**Data lines:**
┏━━

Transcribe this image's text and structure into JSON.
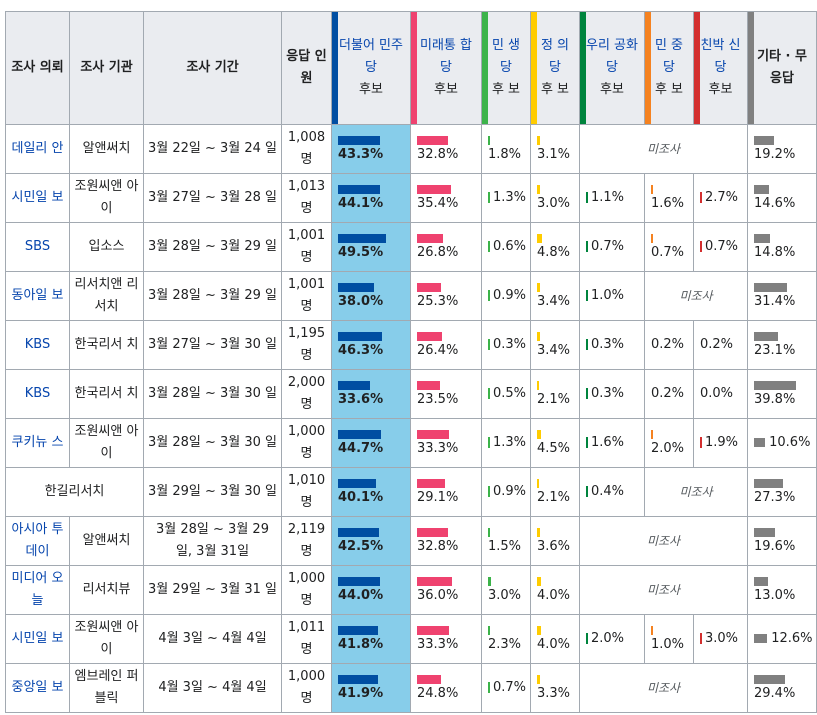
{
  "headers": {
    "sponsor": "조사 의뢰",
    "agency": "조사 기관",
    "period": "조사 기간",
    "n": "응답 인원",
    "dp": {
      "l1": "더불어 민주당",
      "l2": "후보"
    },
    "up": {
      "l1": "미래통 합당",
      "l2": "후보"
    },
    "ms": {
      "l1": "민 생 당",
      "l2": "후 보"
    },
    "jp": {
      "l1": "정 의 당",
      "l2": "후 보"
    },
    "wr": {
      "l1": "우리 공화 당",
      "l2": "후보"
    },
    "mj": {
      "l1": "민 중 당",
      "l2": "후 보"
    },
    "cb": {
      "l1": "친박 신당",
      "l2": "후보"
    },
    "other": "기타 · 무응답"
  },
  "colors": {
    "dp": "#004ea2",
    "up": "#ef426f",
    "ms": "#3cb34a",
    "jp": "#ffcc00",
    "wr": "#00843d",
    "mj": "#f58220",
    "cb": "#d32f2f",
    "other": "#808080",
    "dp_bg": "#87cdea"
  },
  "not_surveyed": "미조사",
  "rows": [
    {
      "sponsor": "데일리 안",
      "agency": "알앤써치",
      "period": "3월 22일 ~ 3월 24 일",
      "n": "1,008 명",
      "dp": "43.3%",
      "up": "32.8%",
      "ms": "1.8%",
      "jp": "3.1%",
      "wr": null,
      "mj": null,
      "cb": null,
      "other": "19.2%"
    },
    {
      "sponsor": "시민일 보",
      "agency": "조원씨앤 아이",
      "period": "3월 27일 ~ 3월 28 일",
      "n": "1,013 명",
      "dp": "44.1%",
      "up": "35.4%",
      "ms": "1.3%",
      "jp": "3.0%",
      "wr": "1.1%",
      "mj": "1.6%",
      "cb": "2.7%",
      "other": "14.6%"
    },
    {
      "sponsor": "SBS",
      "agency": "입소스",
      "period": "3월 28일 ~ 3월 29 일",
      "n": "1,001 명",
      "dp": "49.5%",
      "up": "26.8%",
      "ms": "0.6%",
      "jp": "4.8%",
      "wr": "0.7%",
      "mj": "0.7%",
      "cb": "0.7%",
      "other": "14.8%"
    },
    {
      "sponsor": "동아일 보",
      "agency": "리서치앤 리서치",
      "period": "3월 28일 ~ 3월 29 일",
      "n": "1,001 명",
      "dp": "38.0%",
      "up": "25.3%",
      "ms": "0.9%",
      "jp": "3.4%",
      "wr": "1.0%",
      "mj": null,
      "cb": null,
      "other": "31.4%"
    },
    {
      "sponsor": "KBS",
      "agency": "한국리서 치",
      "period": "3월 27일 ~ 3월 30 일",
      "n": "1,195 명",
      "dp": "46.3%",
      "up": "26.4%",
      "ms": "0.3%",
      "jp": "3.4%",
      "wr": "0.3%",
      "mj": "0.2%",
      "cb": "0.2%",
      "other": "23.1%"
    },
    {
      "sponsor": "KBS",
      "agency": "한국리서 치",
      "period": "3월 28일 ~ 3월 30 일",
      "n": "2,000 명",
      "dp": "33.6%",
      "up": "23.5%",
      "ms": "0.5%",
      "jp": "2.1%",
      "wr": "0.3%",
      "mj": "0.2%",
      "cb": "0.0%",
      "other": "39.8%"
    },
    {
      "sponsor": "쿠키뉴 스",
      "agency": "조원씨앤 아이",
      "period": "3월 28일 ~ 3월 30 일",
      "n": "1,000 명",
      "dp": "44.7%",
      "up": "33.3%",
      "ms": "1.3%",
      "jp": "4.5%",
      "wr": "1.6%",
      "mj": "2.0%",
      "cb": "1.9%",
      "other": "10.6%"
    },
    {
      "sponsor": "한길리서치",
      "agency": null,
      "period": "3월 29일 ~ 3월 30 일",
      "n": "1,010 명",
      "dp": "40.1%",
      "up": "29.1%",
      "ms": "0.9%",
      "jp": "2.1%",
      "wr": "0.4%",
      "mj": null,
      "cb": null,
      "other": "27.3%"
    },
    {
      "sponsor": "아시아 투데이",
      "agency": "알앤써치",
      "period": "3월 28일 ~ 3월 29 일, 3월 31일",
      "n": "2,119 명",
      "dp": "42.5%",
      "up": "32.8%",
      "ms": "1.5%",
      "jp": "3.6%",
      "wr": null,
      "mj": null,
      "cb": null,
      "other": "19.6%"
    },
    {
      "sponsor": "미디어 오늘",
      "agency": "리서치뷰",
      "period": "3월 29일 ~ 3월 31 일",
      "n": "1,000 명",
      "dp": "44.0%",
      "up": "36.0%",
      "ms": "3.0%",
      "jp": "4.0%",
      "wr": null,
      "mj": null,
      "cb": null,
      "other": "13.0%"
    },
    {
      "sponsor": "시민일 보",
      "agency": "조원씨앤 아이",
      "period": "4월 3일 ~ 4월 4일",
      "n": "1,011 명",
      "dp": "41.8%",
      "up": "33.3%",
      "ms": "2.3%",
      "jp": "4.0%",
      "wr": "2.0%",
      "mj": "1.0%",
      "cb": "3.0%",
      "other": "12.6%"
    },
    {
      "sponsor": "중앙일 보",
      "agency": "엠브레인 퍼블릭",
      "period": "4월 3일 ~ 4월 4일",
      "n": "1,000 명",
      "dp": "41.9%",
      "up": "24.8%",
      "ms": "0.7%",
      "jp": "3.3%",
      "wr": null,
      "mj": null,
      "cb": null,
      "other": "29.4%"
    }
  ]
}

┗━━

**Work to do:** Reproduce the whole listing above word for word, but not its pictures.

**Full response:**
Transcribe this image's text and structure into JSON.
{
  "headers": {
    "sponsor": "조사 의뢰",
    "agency": "조사 기관",
    "period": "조사 기간",
    "n": "응답 인원",
    "dp": {
      "l1": "더불어 민주당",
      "l2": "후보"
    },
    "up": {
      "l1": "미래통 합당",
      "l2": "후보"
    },
    "ms": {
      "l1": "민 생 당",
      "l2": "후 보"
    },
    "jp": {
      "l1": "정 의 당",
      "l2": "후 보"
    },
    "wr": {
      "l1": "우리 공화 당",
      "l2": "후보"
    },
    "mj": {
      "l1": "민 중 당",
      "l2": "후 보"
    },
    "cb": {
      "l1": "친박 신당",
      "l2": "후보"
    },
    "other": "기타 · 무응답"
  },
  "colors": {
    "dp": "#004ea2",
    "up": "#ef426f",
    "ms": "#3cb34a",
    "jp": "#ffcc00",
    "wr": "#00843d",
    "mj": "#f58220",
    "cb": "#d32f2f",
    "other": "#808080",
    "dp_bg": "#87cdea"
  },
  "not_surveyed": "미조사",
  "rows": [
    {
      "sponsor": "데일리 안",
      "agency": "알앤써치",
      "period": "3월 22일 ~ 3월 24 일",
      "n": "1,008 명",
      "dp": "43.3%",
      "up": "32.8%",
      "ms": "1.8%",
      "jp": "3.1%",
      "wr": null,
      "mj": null,
      "cb": null,
      "other": "19.2%"
    },
    {
      "sponsor": "시민일 보",
      "agency": "조원씨앤 아이",
      "period": "3월 27일 ~ 3월 28 일",
      "n": "1,013 명",
      "dp": "44.1%",
      "up": "35.4%",
      "ms": "1.3%",
      "jp": "3.0%",
      "wr": "1.1%",
      "mj": "1.6%",
      "cb": "2.7%",
      "other": "14.6%"
    },
    {
      "sponsor": "SBS",
      "agency": "입소스",
      "period": "3월 28일 ~ 3월 29 일",
      "n": "1,001 명",
      "dp": "49.5%",
      "up": "26.8%",
      "ms": "0.6%",
      "jp": "4.8%",
      "wr": "0.7%",
      "mj": "0.7%",
      "cb": "0.7%",
      "other": "14.8%"
    },
    {
      "sponsor": "동아일 보",
      "agency": "리서치앤 리서치",
      "period": "3월 28일 ~ 3월 29 일",
      "n": "1,001 명",
      "dp": "38.0%",
      "up": "25.3%",
      "ms": "0.9%",
      "jp": "3.4%",
      "wr": "1.0%",
      "mj": null,
      "cb": null,
      "other": "31.4%"
    },
    {
      "sponsor": "KBS",
      "agency": "한국리서 치",
      "period": "3월 27일 ~ 3월 30 일",
      "n": "1,195 명",
      "dp": "46.3%",
      "up": "26.4%",
      "ms": "0.3%",
      "jp": "3.4%",
      "wr": "0.3%",
      "mj": "0.2%",
      "cb": "0.2%",
      "other": "23.1%"
    },
    {
      "sponsor": "KBS",
      "agency": "한국리서 치",
      "period": "3월 28일 ~ 3월 30 일",
      "n": "2,000 명",
      "dp": "33.6%",
      "up": "23.5%",
      "ms": "0.5%",
      "jp": "2.1%",
      "wr": "0.3%",
      "mj": "0.2%",
      "cb": "0.0%",
      "other": "39.8%"
    },
    {
      "sponsor": "쿠키뉴 스",
      "agency": "조원씨앤 아이",
      "period": "3월 28일 ~ 3월 30 일",
      "n": "1,000 명",
      "dp": "44.7%",
      "up": "33.3%",
      "ms": "1.3%",
      "jp": "4.5%",
      "wr": "1.6%",
      "mj": "2.0%",
      "cb": "1.9%",
      "other": "10.6%"
    },
    {
      "sponsor": "한길리서치",
      "agency": null,
      "period": "3월 29일 ~ 3월 30 일",
      "n": "1,010 명",
      "dp": "40.1%",
      "up": "29.1%",
      "ms": "0.9%",
      "jp": "2.1%",
      "wr": "0.4%",
      "mj": null,
      "cb": null,
      "other": "27.3%"
    },
    {
      "sponsor": "아시아 투데이",
      "agency": "알앤써치",
      "period": "3월 28일 ~ 3월 29 일, 3월 31일",
      "n": "2,119 명",
      "dp": "42.5%",
      "up": "32.8%",
      "ms": "1.5%",
      "jp": "3.6%",
      "wr": null,
      "mj": null,
      "cb": null,
      "other": "19.6%"
    },
    {
      "sponsor": "미디어 오늘",
      "agency": "리서치뷰",
      "period": "3월 29일 ~ 3월 31 일",
      "n": "1,000 명",
      "dp": "44.0%",
      "up": "36.0%",
      "ms": "3.0%",
      "jp": "4.0%",
      "wr": null,
      "mj": null,
      "cb": null,
      "other": "13.0%"
    },
    {
      "sponsor": "시민일 보",
      "agency": "조원씨앤 아이",
      "period": "4월 3일 ~ 4월 4일",
      "n": "1,011 명",
      "dp": "41.8%",
      "up": "33.3%",
      "ms": "2.3%",
      "jp": "4.0%",
      "wr": "2.0%",
      "mj": "1.0%",
      "cb": "3.0%",
      "other": "12.6%"
    },
    {
      "sponsor": "중앙일 보",
      "agency": "엠브레인 퍼블릭",
      "period": "4월 3일 ~ 4월 4일",
      "n": "1,000 명",
      "dp": "41.9%",
      "up": "24.8%",
      "ms": "0.7%",
      "jp": "3.3%",
      "wr": null,
      "mj": null,
      "cb": null,
      "other": "29.4%"
    }
  ]
}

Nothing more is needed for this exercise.